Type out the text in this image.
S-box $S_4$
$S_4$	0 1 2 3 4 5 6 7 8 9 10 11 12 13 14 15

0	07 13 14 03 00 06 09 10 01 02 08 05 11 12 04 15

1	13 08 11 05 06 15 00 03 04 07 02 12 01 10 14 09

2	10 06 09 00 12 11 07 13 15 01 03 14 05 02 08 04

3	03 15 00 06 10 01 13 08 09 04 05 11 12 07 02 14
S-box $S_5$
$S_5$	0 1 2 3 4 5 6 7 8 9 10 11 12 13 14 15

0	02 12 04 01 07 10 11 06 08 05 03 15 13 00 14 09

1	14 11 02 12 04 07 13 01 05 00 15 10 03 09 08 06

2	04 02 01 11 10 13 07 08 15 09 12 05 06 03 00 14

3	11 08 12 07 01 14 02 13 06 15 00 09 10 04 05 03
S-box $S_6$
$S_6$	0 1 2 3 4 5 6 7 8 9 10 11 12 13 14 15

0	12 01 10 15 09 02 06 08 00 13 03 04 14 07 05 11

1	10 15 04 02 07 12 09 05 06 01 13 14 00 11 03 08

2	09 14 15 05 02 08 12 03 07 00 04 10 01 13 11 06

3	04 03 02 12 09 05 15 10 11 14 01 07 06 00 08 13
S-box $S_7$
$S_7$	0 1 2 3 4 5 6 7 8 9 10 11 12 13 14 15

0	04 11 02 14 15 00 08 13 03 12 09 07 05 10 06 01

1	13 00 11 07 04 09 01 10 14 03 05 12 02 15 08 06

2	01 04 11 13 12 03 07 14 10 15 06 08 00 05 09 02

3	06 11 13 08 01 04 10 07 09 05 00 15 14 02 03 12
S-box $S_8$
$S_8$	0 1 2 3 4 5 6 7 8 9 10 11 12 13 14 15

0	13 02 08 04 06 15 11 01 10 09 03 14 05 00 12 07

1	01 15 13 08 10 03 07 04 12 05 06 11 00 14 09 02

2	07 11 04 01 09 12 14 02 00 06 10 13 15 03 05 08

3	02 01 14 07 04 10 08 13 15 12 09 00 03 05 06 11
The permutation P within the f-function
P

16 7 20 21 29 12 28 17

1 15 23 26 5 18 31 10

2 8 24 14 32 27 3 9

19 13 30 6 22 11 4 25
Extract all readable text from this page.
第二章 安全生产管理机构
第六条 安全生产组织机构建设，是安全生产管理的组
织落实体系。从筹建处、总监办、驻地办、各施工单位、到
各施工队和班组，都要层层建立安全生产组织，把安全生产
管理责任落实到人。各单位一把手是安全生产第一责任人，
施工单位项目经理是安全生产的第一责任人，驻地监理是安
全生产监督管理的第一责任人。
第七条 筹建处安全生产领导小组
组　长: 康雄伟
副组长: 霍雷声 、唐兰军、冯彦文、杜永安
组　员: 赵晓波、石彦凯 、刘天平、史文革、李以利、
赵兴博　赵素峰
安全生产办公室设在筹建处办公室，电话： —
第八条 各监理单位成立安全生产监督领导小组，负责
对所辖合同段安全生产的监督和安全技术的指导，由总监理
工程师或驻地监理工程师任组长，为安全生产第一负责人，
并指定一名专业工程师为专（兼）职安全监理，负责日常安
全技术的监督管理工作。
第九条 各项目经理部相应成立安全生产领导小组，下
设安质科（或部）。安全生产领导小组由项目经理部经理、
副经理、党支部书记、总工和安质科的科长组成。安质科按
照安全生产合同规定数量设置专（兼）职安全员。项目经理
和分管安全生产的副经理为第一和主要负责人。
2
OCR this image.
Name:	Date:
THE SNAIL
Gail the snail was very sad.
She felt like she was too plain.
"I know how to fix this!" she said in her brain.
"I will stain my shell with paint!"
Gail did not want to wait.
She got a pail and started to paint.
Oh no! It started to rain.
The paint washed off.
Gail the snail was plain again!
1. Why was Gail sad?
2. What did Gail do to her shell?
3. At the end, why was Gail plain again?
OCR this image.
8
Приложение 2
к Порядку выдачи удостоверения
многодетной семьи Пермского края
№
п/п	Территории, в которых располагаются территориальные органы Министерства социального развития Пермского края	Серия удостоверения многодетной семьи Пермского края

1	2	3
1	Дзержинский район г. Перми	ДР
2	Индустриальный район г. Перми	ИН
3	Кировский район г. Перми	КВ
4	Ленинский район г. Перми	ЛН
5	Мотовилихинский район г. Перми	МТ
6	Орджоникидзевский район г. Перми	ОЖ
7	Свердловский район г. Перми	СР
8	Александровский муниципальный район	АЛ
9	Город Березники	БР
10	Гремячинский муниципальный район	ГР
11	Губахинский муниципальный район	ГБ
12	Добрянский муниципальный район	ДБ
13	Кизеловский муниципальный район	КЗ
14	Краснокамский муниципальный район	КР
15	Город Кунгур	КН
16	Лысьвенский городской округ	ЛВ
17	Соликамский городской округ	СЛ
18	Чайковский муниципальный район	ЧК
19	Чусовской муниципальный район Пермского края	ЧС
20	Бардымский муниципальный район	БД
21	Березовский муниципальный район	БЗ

» Exercise instructions
The full set of records should be duplicated exactly.

» Final answer
Type out the text in this image.
S-box $S_4$
$S_4$	0 1 2 3 4 5 6 7 8 9 10 11 12 13 14 15

0	07 13 14 03 00 06 09 10 01 02 08 05 11 12 04 15

1	13 08 11 05 06 15 00 03 04 07 02 12 01 10 14 09

2	10 06 09 00 12 11 07 13 15 01 03 14 05 02 08 04

3	03 15 00 06 10 01 13 08 09 04 05 11 12 07 02 14
S-box $S_5$
$S_5$	0 1 2 3 4 5 6 7 8 9 10 11 12 13 14 15

0	02 12 04 01 07 10 11 06 08 05 03 15 13 00 14 09

1	14 11 02 12 04 07 13 01 05 00 15 10 03 09 08 06

2	04 02 01 11 10 13 07 08 15 09 12 05 06 03 00 14

3	11 08 12 07 01 14 02 13 06 15 00 09 10 04 05 03
S-box $S_6$
$S_6$	0 1 2 3 4 5 6 7 8 9 10 11 12 13 14 15

0	12 01 10 15 09 02 06 08 00 13 03 04 14 07 05 11

1	10 15 04 02 07 12 09 05 06 01 13 14 00 11 03 08

2	09 14 15 05 02 08 12 03 07 00 04 10 01 13 11 06

3	04 03 02 12 09 05 15 10 11 14 01 07 06 00 08 13
S-box $S_7$
$S_7$	0 1 2 3 4 5 6 7 8 9 10 11 12 13 14 15

0	04 11 02 14 15 00 08 13 03 12 09 07 05 10 06 01

1	13 00 11 07 04 09 01 10 14 03 05 12 02 15 08 06

2	01 04 11 13 12 03 07 14 10 15 06 08 00 05 09 02

3	06 11 13 08 01 04 10 07 09 05 00 15 14 02 03 12
S-box $S_8$
$S_8$	0 1 2 3 4 5 6 7 8 9 10 11 12 13 14 15

0	13 02 08 04 06 15 11 01 10 09 03 14 05 00 12 07

1	01 15 13 08 10 03 07 04 12 05 06 11 00 14 09 02

2	07 11 04 01 09 12 14 02 00 06 10 13 15 03 05 08

3	02 01 14 07 04 10 08 13 15 12 09 00 03 05 06 11
The permutation P within the f-function
P

16 7 20 21 29 12 28 17

1 15 23 26 5 18 31 10

2 8 24 14 32 27 3 9

19 13 30 6 22 11 4 25
Extract all readable text from this page.
第二章 安全生产管理机构
第六条 安全生产组织机构建设，是安全生产管理的组
织落实体系。从筹建处、总监办、驻地办、各施工单位、到
各施工队和班组，都要层层建立安全生产组织，把安全生产
管理责任落实到人。各单位一把手是安全生产第一责任人，
施工单位项目经理是安全生产的第一责任人，驻地监理是安
全生产监督管理的第一责任人。
第七条 筹建处安全生产领导小组
组　长: 康雄伟
副组长: 霍雷声 、唐兰军、冯彦文、杜永安
组　员: 赵晓波、石彦凯 、刘天平、史文革、李以利、
赵兴博　赵素峰
安全生产办公室设在筹建处办公室，电话： —
第八条 各监理单位成立安全生产监督领导小组，负责
对所辖合同段安全生产的监督和安全技术的指导，由总监理
工程师或驻地监理工程师任组长，为安全生产第一负责人，
并指定一名专业工程师为专（兼）职安全监理，负责日常安
全技术的监督管理工作。
第九条 各项目经理部相应成立安全生产领导小组，下
设安质科（或部）。安全生产领导小组由项目经理部经理、
副经理、党支部书记、总工和安质科的科长组成。安质科按
照安全生产合同规定数量设置专（兼）职安全员。项目经理
和分管安全生产的副经理为第一和主要负责人。
2
OCR this image.
Name:	Date:
THE SNAIL
Gail the snail was very sad.
She felt like she was too plain.
"I know how to fix this!" she said in her brain.
"I will stain my shell with paint!"
Gail did not want to wait.
She got a pail and started to paint.
Oh no! It started to rain.
The paint washed off.
Gail the snail was plain again!
1. Why was Gail sad?
2. What did Gail do to her shell?
3. At the end, why was Gail plain again?
OCR this image.
8
Приложение 2
к Порядку выдачи удостоверения
многодетной семьи Пермского края
№
п/п	Территории, в которых располагаются территориальные органы Министерства социального развития Пермского края	Серия удостоверения многодетной семьи Пермского края

1	2	3
1	Дзержинский район г. Перми	ДР
2	Индустриальный район г. Перми	ИН
3	Кировский район г. Перми	КВ
4	Ленинский район г. Перми	ЛН
5	Мотовилихинский район г. Перми	МТ
6	Орджоникидзевский район г. Перми	ОЖ
7	Свердловский район г. Перми	СР
8	Александровский муниципальный район	АЛ
9	Город Березники	БР
10	Гремячинский муниципальный район	ГР
11	Губахинский муниципальный район	ГБ
12	Добрянский муниципальный район	ДБ
13	Кизеловский муниципальный район	КЗ
14	Краснокамский муниципальный район	КР
15	Город Кунгур	КН
16	Лысьвенский городской округ	ЛВ
17	Соликамский городской округ	СЛ
18	Чайковский муниципальный район	ЧК
19	Чусовской муниципальный район Пермского края	ЧС
20	Бардымский муниципальный район	БД
21	Березовский муниципальный район	БЗ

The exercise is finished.